## Written task
Transcribe every entry word for word. Skip the pictures.

>> Start Information supplied

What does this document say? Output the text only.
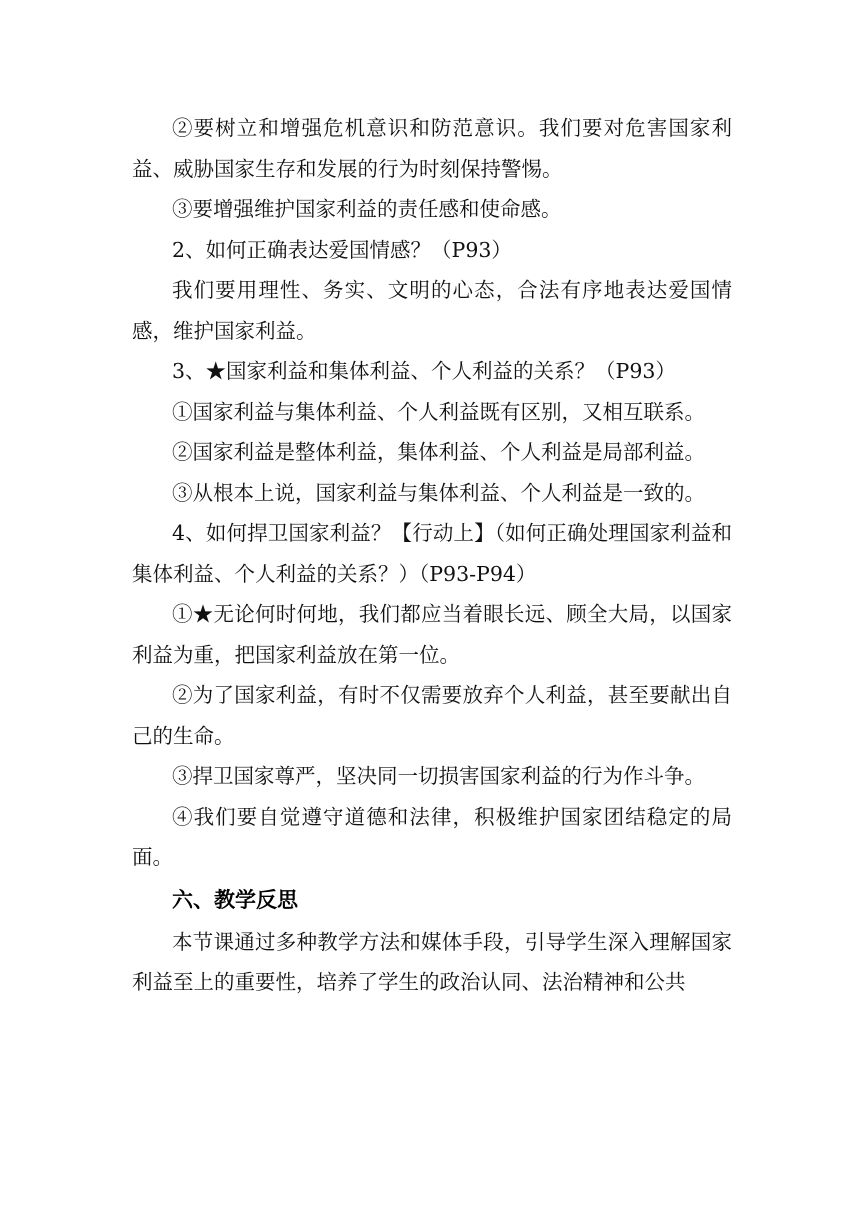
②要树立和增强危机意识和防范意识。我们要对危害国家利益、威胁国家生存和发展的行为时刻保持警惕。

③要增强维护国家利益的责任感和使命感。

2、如何正确表达爱国情感？（P93）

我们要用理性、务实、文明的心态，合法有序地表达爱国情感，维护国家利益。

3、★国家利益和集体利益、个人利益的关系？（P93）

①国家利益与集体利益、个人利益既有区别，又相互联系。

②国家利益是整体利益，集体利益、个人利益是局部利益。

③从根本上说，国家利益与集体利益、个人利益是一致的。

4、如何捍卫国家利益？【行动上】（如何正确处理国家利益和集体利益、个人利益的关系？）（P93-P94）

①★无论何时何地，我们都应当着眼长远、顾全大局，以国家利益为重，把国家利益放在第一位。

②为了国家利益，有时不仅需要放弃个人利益，甚至要献出自己的生命。

③捍卫国家尊严，坚决同一切损害国家利益的行为作斗争。

④我们要自觉遵守道德和法律，积极维护国家团结稳定的局面。

六、教学反思

本节课通过多种教学方法和媒体手段，引导学生深入理解国家利益至上的重要性，培养了学生的政治认同、法治精神和公共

>> End Information supplied

## Reply
What does this document say? Output the text only.
②要树立和增强危机意识和防范意识。我们要对危害国家利益、威胁国家生存和发展的行为时刻保持警惕。

③要增强维护国家利益的责任感和使命感。

2、如何正确表达爱国情感？（P93）

我们要用理性、务实、文明的心态，合法有序地表达爱国情感，维护国家利益。

3、★国家利益和集体利益、个人利益的关系？（P93）

①国家利益与集体利益、个人利益既有区别，又相互联系。

②国家利益是整体利益，集体利益、个人利益是局部利益。

③从根本上说，国家利益与集体利益、个人利益是一致的。

4、如何捍卫国家利益？【行动上】（如何正确处理国家利益和集体利益、个人利益的关系？）（P93-P94）

①★无论何时何地，我们都应当着眼长远、顾全大局，以国家利益为重，把国家利益放在第一位。

②为了国家利益，有时不仅需要放弃个人利益，甚至要献出自己的生命。

③捍卫国家尊严，坚决同一切损害国家利益的行为作斗争。

④我们要自觉遵守道德和法律，积极维护国家团结稳定的局面。

六、教学反思

本节课通过多种教学方法和媒体手段，引导学生深入理解国家利益至上的重要性，培养了学生的政治认同、法治精神和公共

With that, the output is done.